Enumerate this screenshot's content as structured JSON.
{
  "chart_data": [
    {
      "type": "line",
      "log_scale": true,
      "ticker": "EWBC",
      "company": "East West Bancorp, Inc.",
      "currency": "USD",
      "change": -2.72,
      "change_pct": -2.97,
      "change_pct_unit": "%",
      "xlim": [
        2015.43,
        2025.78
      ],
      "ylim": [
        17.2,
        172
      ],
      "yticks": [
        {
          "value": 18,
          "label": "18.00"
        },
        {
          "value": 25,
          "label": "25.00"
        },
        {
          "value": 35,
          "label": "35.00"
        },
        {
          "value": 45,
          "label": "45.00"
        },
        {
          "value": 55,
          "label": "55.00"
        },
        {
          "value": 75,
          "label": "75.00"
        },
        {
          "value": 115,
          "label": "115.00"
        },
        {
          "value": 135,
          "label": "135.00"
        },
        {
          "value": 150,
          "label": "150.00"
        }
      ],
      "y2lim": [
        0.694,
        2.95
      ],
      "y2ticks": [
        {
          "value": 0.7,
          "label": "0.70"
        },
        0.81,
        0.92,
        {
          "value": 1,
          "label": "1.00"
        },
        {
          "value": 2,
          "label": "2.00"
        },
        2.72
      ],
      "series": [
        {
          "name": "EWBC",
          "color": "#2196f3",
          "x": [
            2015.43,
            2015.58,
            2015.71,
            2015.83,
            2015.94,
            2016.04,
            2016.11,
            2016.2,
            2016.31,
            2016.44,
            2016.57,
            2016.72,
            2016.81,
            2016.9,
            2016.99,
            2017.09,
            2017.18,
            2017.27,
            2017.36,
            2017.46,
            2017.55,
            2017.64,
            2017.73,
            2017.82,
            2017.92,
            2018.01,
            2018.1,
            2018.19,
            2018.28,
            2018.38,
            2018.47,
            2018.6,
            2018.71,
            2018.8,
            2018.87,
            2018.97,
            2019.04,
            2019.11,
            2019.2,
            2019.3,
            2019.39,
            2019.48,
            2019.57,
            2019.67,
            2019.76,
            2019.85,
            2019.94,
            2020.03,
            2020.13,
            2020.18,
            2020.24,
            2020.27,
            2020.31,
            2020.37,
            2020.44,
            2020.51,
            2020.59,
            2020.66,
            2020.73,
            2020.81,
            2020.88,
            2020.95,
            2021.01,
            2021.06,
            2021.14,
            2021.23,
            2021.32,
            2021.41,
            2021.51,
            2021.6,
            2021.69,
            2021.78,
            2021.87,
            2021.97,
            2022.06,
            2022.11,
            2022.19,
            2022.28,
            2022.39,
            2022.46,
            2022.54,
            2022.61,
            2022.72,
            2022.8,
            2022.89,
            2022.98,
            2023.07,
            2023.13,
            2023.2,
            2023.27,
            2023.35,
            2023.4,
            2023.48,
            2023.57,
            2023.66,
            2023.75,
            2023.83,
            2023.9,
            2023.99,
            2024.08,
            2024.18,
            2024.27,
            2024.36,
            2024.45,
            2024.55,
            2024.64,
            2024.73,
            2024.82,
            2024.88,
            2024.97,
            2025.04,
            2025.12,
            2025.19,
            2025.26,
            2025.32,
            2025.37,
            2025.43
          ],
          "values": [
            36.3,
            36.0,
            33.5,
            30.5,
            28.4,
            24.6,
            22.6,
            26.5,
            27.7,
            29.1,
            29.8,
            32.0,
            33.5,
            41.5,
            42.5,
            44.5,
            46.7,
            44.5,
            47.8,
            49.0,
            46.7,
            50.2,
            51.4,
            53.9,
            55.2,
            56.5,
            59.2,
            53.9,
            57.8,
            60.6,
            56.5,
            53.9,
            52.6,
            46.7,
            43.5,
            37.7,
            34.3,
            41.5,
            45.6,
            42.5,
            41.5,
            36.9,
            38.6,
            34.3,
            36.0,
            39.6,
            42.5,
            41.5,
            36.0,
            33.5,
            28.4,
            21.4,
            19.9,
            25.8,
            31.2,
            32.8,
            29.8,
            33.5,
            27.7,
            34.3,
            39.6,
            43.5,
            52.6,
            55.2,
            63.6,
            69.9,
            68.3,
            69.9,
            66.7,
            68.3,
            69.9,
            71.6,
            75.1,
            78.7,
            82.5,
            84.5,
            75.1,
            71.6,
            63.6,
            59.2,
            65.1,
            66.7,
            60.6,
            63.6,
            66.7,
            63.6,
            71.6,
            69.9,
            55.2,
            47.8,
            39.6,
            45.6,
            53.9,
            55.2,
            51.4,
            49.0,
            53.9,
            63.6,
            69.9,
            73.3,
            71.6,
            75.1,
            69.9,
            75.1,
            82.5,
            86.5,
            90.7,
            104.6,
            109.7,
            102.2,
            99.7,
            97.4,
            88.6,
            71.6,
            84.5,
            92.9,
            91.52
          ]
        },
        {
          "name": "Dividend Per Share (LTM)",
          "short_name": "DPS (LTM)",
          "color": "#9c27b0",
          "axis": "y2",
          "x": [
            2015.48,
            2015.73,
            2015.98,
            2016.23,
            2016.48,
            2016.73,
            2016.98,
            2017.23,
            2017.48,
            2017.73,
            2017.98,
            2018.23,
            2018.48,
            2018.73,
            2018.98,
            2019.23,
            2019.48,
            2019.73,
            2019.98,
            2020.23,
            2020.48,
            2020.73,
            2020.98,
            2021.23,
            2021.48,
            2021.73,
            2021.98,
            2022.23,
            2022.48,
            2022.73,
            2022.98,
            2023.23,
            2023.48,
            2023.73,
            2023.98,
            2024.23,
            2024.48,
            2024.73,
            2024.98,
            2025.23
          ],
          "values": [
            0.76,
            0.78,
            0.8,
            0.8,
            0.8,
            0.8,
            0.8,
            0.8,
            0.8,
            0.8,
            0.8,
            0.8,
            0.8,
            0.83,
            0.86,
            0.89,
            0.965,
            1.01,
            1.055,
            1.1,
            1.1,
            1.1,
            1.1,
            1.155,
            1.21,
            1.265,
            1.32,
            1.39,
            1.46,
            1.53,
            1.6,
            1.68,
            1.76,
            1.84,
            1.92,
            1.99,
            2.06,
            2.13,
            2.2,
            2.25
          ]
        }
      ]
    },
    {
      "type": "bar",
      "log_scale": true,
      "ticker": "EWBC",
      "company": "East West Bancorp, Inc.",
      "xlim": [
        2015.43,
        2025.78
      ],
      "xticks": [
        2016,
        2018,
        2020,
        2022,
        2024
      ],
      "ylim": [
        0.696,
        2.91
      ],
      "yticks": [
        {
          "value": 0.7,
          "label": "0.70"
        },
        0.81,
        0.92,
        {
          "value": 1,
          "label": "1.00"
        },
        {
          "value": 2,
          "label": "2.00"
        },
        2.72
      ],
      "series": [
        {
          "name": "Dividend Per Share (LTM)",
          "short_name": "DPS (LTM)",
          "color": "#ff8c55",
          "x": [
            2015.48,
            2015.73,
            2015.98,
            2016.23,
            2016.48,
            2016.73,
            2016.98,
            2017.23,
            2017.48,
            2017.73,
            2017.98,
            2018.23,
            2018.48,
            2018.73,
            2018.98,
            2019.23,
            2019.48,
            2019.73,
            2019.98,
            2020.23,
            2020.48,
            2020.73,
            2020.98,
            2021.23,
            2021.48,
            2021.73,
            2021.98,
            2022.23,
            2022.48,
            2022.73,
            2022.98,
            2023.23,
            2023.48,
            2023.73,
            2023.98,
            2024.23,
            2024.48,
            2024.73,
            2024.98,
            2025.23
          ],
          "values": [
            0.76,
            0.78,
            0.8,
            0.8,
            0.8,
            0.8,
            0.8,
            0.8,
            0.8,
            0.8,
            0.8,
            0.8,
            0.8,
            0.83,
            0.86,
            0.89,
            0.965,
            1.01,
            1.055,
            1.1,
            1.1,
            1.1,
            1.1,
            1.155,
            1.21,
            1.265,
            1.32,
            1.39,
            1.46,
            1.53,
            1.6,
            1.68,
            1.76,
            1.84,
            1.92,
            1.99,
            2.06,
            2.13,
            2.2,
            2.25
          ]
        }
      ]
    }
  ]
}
********************
Given instruction: Which lines hold the string "color"? Copy all of them from the data above.

Output for this task:
          "color": "#2196f3",
          "color": "#9c27b0",
          "color": "#ff8c55",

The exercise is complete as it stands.